● Directions
Give all the lines below again, exactly, with no pictures.

[Start of Provided information]

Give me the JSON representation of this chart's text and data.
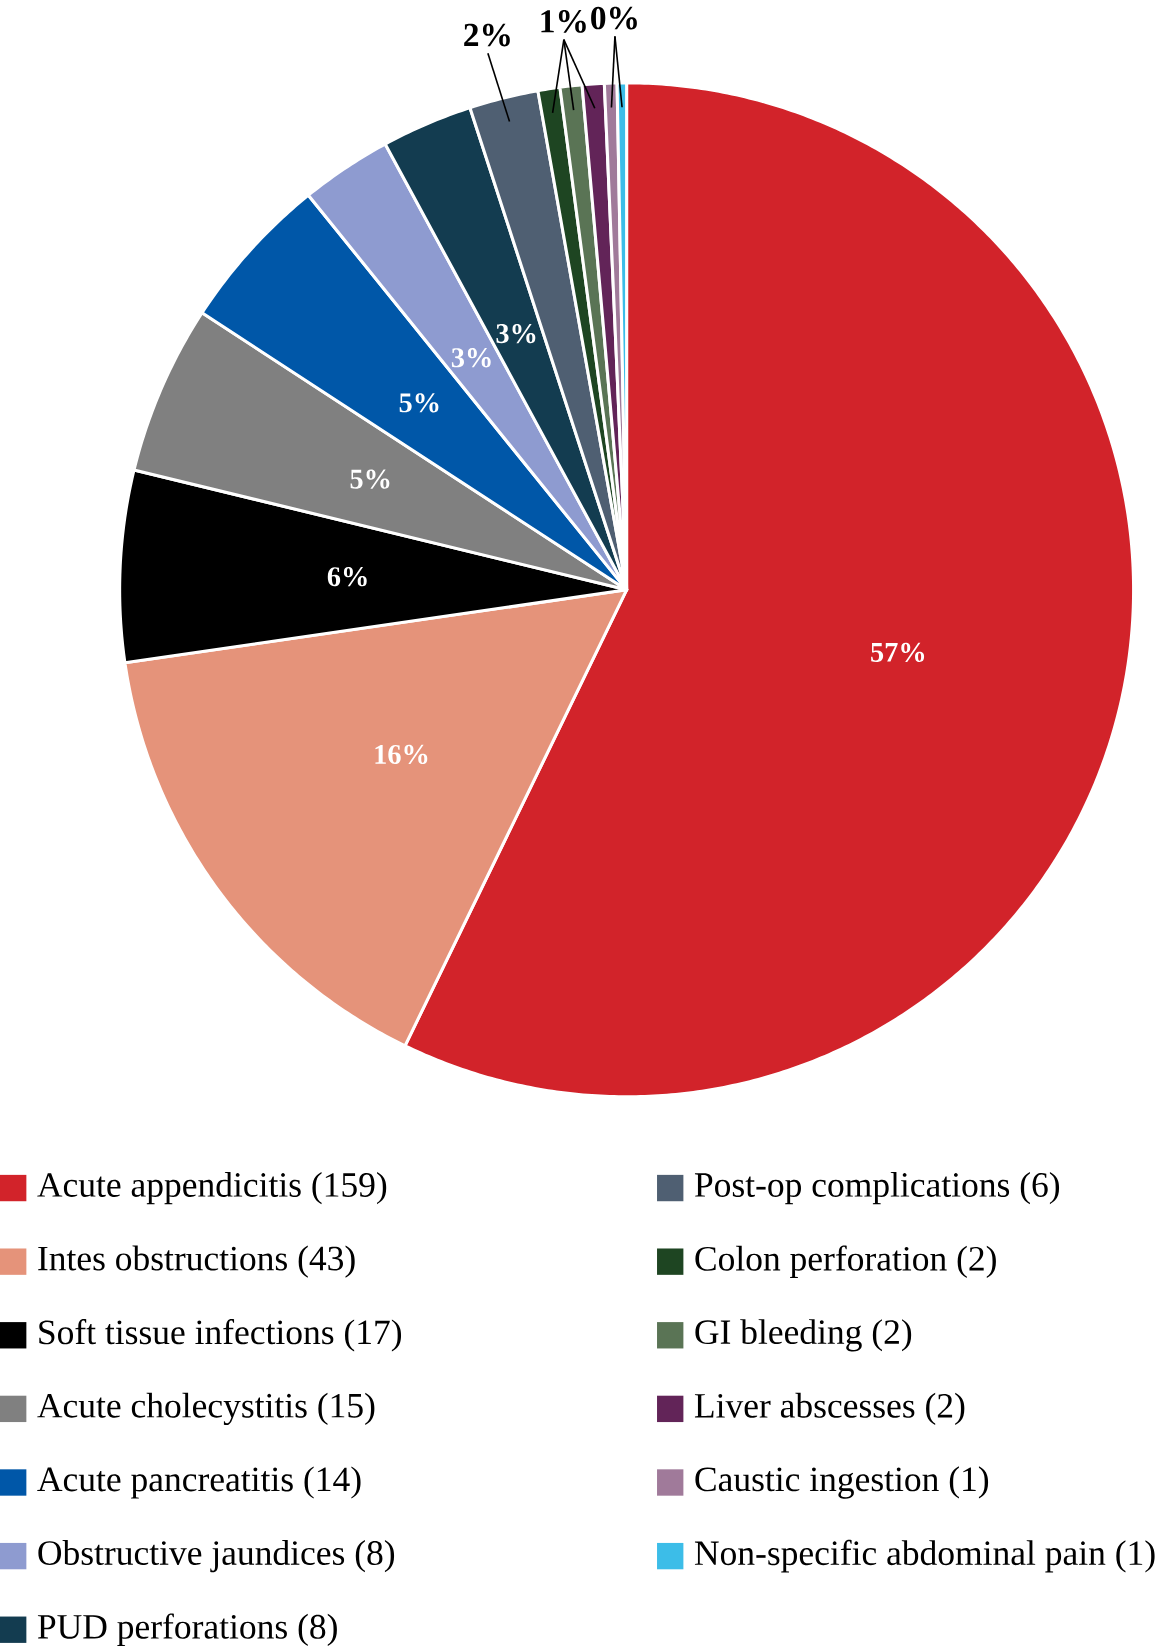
{
  "chart_data": {
    "type": "pie",
    "categories": [
      "Acute appendicitis (159)",
      "Intes obstructions (43)",
      "Soft tissue infections (17)",
      "Acute cholecystitis (15)",
      "Acute pancreatitis (14)",
      "Obstructive jaundices (8)",
      "PUD perforations (8)",
      "Post-op complications (6)",
      "Colon perforation (2)",
      "GI bleeding (2)",
      "Liver abscesses (2)",
      "Caustic ingestion (1)",
      "Non-specific abdominal pain (1)"
    ],
    "values": [
      57.2,
      15.5,
      6.1,
      5.4,
      5.0,
      2.9,
      2.9,
      2.2,
      0.7,
      0.7,
      0.7,
      0.4,
      0.3
    ],
    "colors": [
      "#d2232a",
      "#e5937a",
      "#000000",
      "#808080",
      "#0057a8",
      "#8e9bd0",
      "#133c50",
      "#4f5f72",
      "#1e4522",
      "#5a7455",
      "#622458",
      "#a07a9a",
      "#3cbde8"
    ],
    "value_labels": [
      "57%",
      "16%",
      "6%",
      "5%",
      "5%",
      "3%",
      "3%",
      "2%",
      "1%",
      null,
      null,
      "0%",
      null
    ],
    "legend": "bottom"
  }
}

[End of Provided information]

● The completed task
Give me the JSON representation of this chart's text and data.
{
  "chart_data": {
    "type": "pie",
    "categories": [
      "Acute appendicitis (159)",
      "Intes obstructions (43)",
      "Soft tissue infections (17)",
      "Acute cholecystitis (15)",
      "Acute pancreatitis (14)",
      "Obstructive jaundices (8)",
      "PUD perforations (8)",
      "Post-op complications (6)",
      "Colon perforation (2)",
      "GI bleeding (2)",
      "Liver abscesses (2)",
      "Caustic ingestion (1)",
      "Non-specific abdominal pain (1)"
    ],
    "values": [
      57.2,
      15.5,
      6.1,
      5.4,
      5.0,
      2.9,
      2.9,
      2.2,
      0.7,
      0.7,
      0.7,
      0.4,
      0.3
    ],
    "colors": [
      "#d2232a",
      "#e5937a",
      "#000000",
      "#808080",
      "#0057a8",
      "#8e9bd0",
      "#133c50",
      "#4f5f72",
      "#1e4522",
      "#5a7455",
      "#622458",
      "#a07a9a",
      "#3cbde8"
    ],
    "value_labels": [
      "57%",
      "16%",
      "6%",
      "5%",
      "5%",
      "3%",
      "3%",
      "2%",
      "1%",
      null,
      null,
      "0%",
      null
    ],
    "legend": "bottom"
  }
}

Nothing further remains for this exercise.